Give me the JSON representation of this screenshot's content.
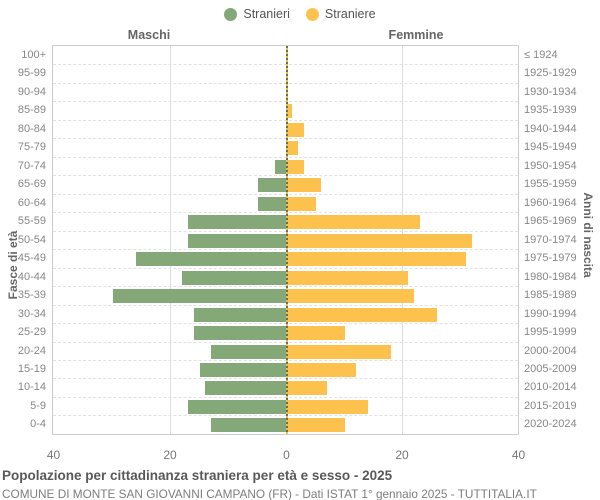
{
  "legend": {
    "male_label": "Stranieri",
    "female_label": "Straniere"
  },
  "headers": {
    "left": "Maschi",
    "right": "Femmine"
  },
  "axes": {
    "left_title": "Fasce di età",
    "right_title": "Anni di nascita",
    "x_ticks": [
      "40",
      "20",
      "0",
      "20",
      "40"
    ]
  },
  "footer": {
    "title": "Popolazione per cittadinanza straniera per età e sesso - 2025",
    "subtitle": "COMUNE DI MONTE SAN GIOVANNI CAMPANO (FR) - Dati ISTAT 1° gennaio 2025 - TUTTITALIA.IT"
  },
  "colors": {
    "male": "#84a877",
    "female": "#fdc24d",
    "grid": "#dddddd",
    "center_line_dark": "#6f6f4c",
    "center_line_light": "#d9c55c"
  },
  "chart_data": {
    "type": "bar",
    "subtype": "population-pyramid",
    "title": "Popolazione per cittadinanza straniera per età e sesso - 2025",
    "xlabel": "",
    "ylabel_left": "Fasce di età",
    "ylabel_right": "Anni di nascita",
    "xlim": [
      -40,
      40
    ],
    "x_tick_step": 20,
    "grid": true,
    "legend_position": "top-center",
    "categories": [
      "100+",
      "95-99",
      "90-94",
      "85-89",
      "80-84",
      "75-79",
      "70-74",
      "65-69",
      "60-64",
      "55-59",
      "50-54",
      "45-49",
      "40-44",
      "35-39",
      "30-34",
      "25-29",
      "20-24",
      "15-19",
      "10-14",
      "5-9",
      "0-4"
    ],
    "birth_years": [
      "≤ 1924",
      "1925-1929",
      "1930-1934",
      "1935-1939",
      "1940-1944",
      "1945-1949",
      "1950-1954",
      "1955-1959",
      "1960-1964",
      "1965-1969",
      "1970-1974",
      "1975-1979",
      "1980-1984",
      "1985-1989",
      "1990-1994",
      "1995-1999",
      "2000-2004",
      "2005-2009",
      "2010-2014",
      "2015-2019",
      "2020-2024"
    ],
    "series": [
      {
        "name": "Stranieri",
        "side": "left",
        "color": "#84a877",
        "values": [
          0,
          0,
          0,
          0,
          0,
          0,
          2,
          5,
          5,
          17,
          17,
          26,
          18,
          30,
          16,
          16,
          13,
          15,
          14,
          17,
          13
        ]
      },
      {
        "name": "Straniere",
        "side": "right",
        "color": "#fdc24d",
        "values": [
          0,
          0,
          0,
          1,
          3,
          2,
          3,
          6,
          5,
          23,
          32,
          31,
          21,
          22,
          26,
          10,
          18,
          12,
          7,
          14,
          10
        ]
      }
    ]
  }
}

#####

*Your objective*: Copy the listing in full and without alteration, omitting every picture.

*Finished exercise*:
Give me the JSON representation of this screenshot's content.
{
  "legend": {
    "male_label": "Stranieri",
    "female_label": "Straniere"
  },
  "headers": {
    "left": "Maschi",
    "right": "Femmine"
  },
  "axes": {
    "left_title": "Fasce di età",
    "right_title": "Anni di nascita",
    "x_ticks": [
      "40",
      "20",
      "0",
      "20",
      "40"
    ]
  },
  "footer": {
    "title": "Popolazione per cittadinanza straniera per età e sesso - 2025",
    "subtitle": "COMUNE DI MONTE SAN GIOVANNI CAMPANO (FR) - Dati ISTAT 1° gennaio 2025 - TUTTITALIA.IT"
  },
  "colors": {
    "male": "#84a877",
    "female": "#fdc24d",
    "grid": "#dddddd",
    "center_line_dark": "#6f6f4c",
    "center_line_light": "#d9c55c"
  },
  "chart_data": {
    "type": "bar",
    "subtype": "population-pyramid",
    "title": "Popolazione per cittadinanza straniera per età e sesso - 2025",
    "xlabel": "",
    "ylabel_left": "Fasce di età",
    "ylabel_right": "Anni di nascita",
    "xlim": [
      -40,
      40
    ],
    "x_tick_step": 20,
    "grid": true,
    "legend_position": "top-center",
    "categories": [
      "100+",
      "95-99",
      "90-94",
      "85-89",
      "80-84",
      "75-79",
      "70-74",
      "65-69",
      "60-64",
      "55-59",
      "50-54",
      "45-49",
      "40-44",
      "35-39",
      "30-34",
      "25-29",
      "20-24",
      "15-19",
      "10-14",
      "5-9",
      "0-4"
    ],
    "birth_years": [
      "≤ 1924",
      "1925-1929",
      "1930-1934",
      "1935-1939",
      "1940-1944",
      "1945-1949",
      "1950-1954",
      "1955-1959",
      "1960-1964",
      "1965-1969",
      "1970-1974",
      "1975-1979",
      "1980-1984",
      "1985-1989",
      "1990-1994",
      "1995-1999",
      "2000-2004",
      "2005-2009",
      "2010-2014",
      "2015-2019",
      "2020-2024"
    ],
    "series": [
      {
        "name": "Stranieri",
        "side": "left",
        "color": "#84a877",
        "values": [
          0,
          0,
          0,
          0,
          0,
          0,
          2,
          5,
          5,
          17,
          17,
          26,
          18,
          30,
          16,
          16,
          13,
          15,
          14,
          17,
          13
        ]
      },
      {
        "name": "Straniere",
        "side": "right",
        "color": "#fdc24d",
        "values": [
          0,
          0,
          0,
          1,
          3,
          2,
          3,
          6,
          5,
          23,
          32,
          31,
          21,
          22,
          26,
          10,
          18,
          12,
          7,
          14,
          10
        ]
      }
    ]
  }
}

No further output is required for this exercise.